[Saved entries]
>>>>>

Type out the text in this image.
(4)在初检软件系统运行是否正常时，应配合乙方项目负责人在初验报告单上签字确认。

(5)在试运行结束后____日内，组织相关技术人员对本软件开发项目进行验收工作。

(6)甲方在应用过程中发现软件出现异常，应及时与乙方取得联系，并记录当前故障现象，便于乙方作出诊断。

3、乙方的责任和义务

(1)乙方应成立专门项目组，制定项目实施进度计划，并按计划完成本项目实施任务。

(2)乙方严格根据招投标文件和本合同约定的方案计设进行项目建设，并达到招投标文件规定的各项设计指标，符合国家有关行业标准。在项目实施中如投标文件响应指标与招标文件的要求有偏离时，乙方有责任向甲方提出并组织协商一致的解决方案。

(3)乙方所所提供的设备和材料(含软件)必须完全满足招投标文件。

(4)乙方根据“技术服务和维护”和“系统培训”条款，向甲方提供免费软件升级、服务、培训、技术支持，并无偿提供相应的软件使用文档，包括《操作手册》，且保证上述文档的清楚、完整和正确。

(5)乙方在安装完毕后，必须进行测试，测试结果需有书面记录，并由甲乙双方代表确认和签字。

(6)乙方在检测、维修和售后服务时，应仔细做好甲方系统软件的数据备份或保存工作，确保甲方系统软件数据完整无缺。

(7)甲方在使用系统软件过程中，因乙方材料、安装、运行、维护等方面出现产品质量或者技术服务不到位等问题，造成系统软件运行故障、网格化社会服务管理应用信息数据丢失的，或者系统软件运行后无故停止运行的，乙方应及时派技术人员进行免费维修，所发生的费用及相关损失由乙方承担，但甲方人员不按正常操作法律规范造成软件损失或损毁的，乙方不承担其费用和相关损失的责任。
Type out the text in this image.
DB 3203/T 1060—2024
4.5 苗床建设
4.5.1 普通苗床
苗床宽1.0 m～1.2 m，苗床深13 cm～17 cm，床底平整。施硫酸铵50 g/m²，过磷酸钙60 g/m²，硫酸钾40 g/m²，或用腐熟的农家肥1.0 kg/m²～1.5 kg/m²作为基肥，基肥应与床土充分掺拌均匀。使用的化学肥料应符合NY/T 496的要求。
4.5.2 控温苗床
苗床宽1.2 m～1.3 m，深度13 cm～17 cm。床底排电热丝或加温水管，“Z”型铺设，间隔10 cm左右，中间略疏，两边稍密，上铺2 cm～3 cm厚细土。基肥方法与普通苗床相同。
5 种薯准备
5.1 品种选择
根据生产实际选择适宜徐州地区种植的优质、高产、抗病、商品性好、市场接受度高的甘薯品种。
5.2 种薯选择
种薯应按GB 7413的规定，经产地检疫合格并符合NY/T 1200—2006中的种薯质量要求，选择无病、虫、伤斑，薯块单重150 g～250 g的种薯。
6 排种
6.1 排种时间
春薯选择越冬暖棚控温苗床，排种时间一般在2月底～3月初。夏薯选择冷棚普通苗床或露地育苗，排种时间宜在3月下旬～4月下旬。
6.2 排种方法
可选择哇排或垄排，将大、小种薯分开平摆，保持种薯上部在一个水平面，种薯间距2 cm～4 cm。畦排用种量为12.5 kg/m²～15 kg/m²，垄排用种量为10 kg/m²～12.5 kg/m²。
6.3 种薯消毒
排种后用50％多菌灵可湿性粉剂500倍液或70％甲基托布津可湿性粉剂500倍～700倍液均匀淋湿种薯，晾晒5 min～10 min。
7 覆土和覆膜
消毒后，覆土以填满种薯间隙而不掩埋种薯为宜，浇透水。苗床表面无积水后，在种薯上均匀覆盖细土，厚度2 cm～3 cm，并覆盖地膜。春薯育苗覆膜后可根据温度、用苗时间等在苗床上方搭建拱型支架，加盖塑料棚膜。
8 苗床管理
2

<<<<<

GIVEN EXERCISE:
All of the material above needs to be retyped word for word.

IN RESPONSE:
Type out the text in this image.
(4)在初检软件系统运行是否正常时，应配合乙方项目负责人在初验报告单上签字确认。

(5)在试运行结束后____日内，组织相关技术人员对本软件开发项目进行验收工作。

(6)甲方在应用过程中发现软件出现异常，应及时与乙方取得联系，并记录当前故障现象，便于乙方作出诊断。

3、乙方的责任和义务

(1)乙方应成立专门项目组，制定项目实施进度计划，并按计划完成本项目实施任务。

(2)乙方严格根据招投标文件和本合同约定的方案计设进行项目建设，并达到招投标文件规定的各项设计指标，符合国家有关行业标准。在项目实施中如投标文件响应指标与招标文件的要求有偏离时，乙方有责任向甲方提出并组织协商一致的解决方案。

(3)乙方所所提供的设备和材料(含软件)必须完全满足招投标文件。

(4)乙方根据“技术服务和维护”和“系统培训”条款，向甲方提供免费软件升级、服务、培训、技术支持，并无偿提供相应的软件使用文档，包括《操作手册》，且保证上述文档的清楚、完整和正确。

(5)乙方在安装完毕后，必须进行测试，测试结果需有书面记录，并由甲乙双方代表确认和签字。

(6)乙方在检测、维修和售后服务时，应仔细做好甲方系统软件的数据备份或保存工作，确保甲方系统软件数据完整无缺。

(7)甲方在使用系统软件过程中，因乙方材料、安装、运行、维护等方面出现产品质量或者技术服务不到位等问题，造成系统软件运行故障、网格化社会服务管理应用信息数据丢失的，或者系统软件运行后无故停止运行的，乙方应及时派技术人员进行免费维修，所发生的费用及相关损失由乙方承担，但甲方人员不按正常操作法律规范造成软件损失或损毁的，乙方不承担其费用和相关损失的责任。
Type out the text in this image.
DB 3203/T 1060—2024
4.5 苗床建设
4.5.1 普通苗床
苗床宽1.0 m～1.2 m，苗床深13 cm～17 cm，床底平整。施硫酸铵50 g/m²，过磷酸钙60 g/m²，硫酸钾40 g/m²，或用腐熟的农家肥1.0 kg/m²～1.5 kg/m²作为基肥，基肥应与床土充分掺拌均匀。使用的化学肥料应符合NY/T 496的要求。
4.5.2 控温苗床
苗床宽1.2 m～1.3 m，深度13 cm～17 cm。床底排电热丝或加温水管，“Z”型铺设，间隔10 cm左右，中间略疏，两边稍密，上铺2 cm～3 cm厚细土。基肥方法与普通苗床相同。
5 种薯准备
5.1 品种选择
根据生产实际选择适宜徐州地区种植的优质、高产、抗病、商品性好、市场接受度高的甘薯品种。
5.2 种薯选择
种薯应按GB 7413的规定，经产地检疫合格并符合NY/T 1200—2006中的种薯质量要求，选择无病、虫、伤斑，薯块单重150 g～250 g的种薯。
6 排种
6.1 排种时间
春薯选择越冬暖棚控温苗床，排种时间一般在2月底～3月初。夏薯选择冷棚普通苗床或露地育苗，排种时间宜在3月下旬～4月下旬。
6.2 排种方法
可选择哇排或垄排，将大、小种薯分开平摆，保持种薯上部在一个水平面，种薯间距2 cm～4 cm。畦排用种量为12.5 kg/m²～15 kg/m²，垄排用种量为10 kg/m²～12.5 kg/m²。
6.3 种薯消毒
排种后用50％多菌灵可湿性粉剂500倍液或70％甲基托布津可湿性粉剂500倍～700倍液均匀淋湿种薯，晾晒5 min～10 min。
7 覆土和覆膜
消毒后，覆土以填满种薯间隙而不掩埋种薯为宜，浇透水。苗床表面无积水后，在种薯上均匀覆盖细土，厚度2 cm～3 cm，并覆盖地膜。春薯育苗覆膜后可根据温度、用苗时间等在苗床上方搭建拱型支架，加盖塑料棚膜。
8 苗床管理
2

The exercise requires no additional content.